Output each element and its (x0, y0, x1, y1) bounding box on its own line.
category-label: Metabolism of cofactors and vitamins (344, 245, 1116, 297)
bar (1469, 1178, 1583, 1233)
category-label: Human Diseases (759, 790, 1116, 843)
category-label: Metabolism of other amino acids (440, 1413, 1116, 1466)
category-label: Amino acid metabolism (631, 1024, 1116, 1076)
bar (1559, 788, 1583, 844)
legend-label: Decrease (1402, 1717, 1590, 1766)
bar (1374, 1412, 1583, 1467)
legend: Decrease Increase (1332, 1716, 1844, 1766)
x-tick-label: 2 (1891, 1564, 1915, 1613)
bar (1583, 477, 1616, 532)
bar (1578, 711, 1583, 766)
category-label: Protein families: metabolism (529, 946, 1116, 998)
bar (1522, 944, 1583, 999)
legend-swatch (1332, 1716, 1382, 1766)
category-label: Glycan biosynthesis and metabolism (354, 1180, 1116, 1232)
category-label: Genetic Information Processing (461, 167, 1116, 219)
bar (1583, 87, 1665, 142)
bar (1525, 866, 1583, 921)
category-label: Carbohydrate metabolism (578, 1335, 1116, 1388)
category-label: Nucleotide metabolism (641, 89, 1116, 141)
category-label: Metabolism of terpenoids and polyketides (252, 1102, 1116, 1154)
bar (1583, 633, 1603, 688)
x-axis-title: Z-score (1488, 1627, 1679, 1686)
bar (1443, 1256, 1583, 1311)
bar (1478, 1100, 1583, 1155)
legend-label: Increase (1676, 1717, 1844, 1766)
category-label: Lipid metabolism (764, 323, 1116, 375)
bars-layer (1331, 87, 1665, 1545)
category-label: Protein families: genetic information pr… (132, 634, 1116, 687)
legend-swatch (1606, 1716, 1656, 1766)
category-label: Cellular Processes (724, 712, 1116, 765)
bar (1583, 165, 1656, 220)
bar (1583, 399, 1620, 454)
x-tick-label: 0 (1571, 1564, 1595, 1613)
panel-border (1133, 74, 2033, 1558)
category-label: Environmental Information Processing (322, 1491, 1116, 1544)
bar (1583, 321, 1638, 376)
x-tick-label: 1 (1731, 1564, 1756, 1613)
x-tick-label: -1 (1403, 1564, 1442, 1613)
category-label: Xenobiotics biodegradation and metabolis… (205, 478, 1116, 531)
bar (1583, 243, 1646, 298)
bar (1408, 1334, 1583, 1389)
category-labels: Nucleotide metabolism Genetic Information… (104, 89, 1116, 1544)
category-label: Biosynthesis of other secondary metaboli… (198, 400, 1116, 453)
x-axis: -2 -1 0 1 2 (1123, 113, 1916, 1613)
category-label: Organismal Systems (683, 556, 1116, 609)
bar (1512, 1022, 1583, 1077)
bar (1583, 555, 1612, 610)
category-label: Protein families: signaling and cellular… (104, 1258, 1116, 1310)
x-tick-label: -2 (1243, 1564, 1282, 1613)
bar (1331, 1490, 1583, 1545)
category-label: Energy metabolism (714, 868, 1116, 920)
··········
- What the task asks
Scan the entries above, and wherever a line holds the string "Decrease", copy it.

- Solution to the problem
legend-label: Decrease (1402, 1717, 1590, 1766)
legend: Decrease Increase (1332, 1716, 1844, 1766)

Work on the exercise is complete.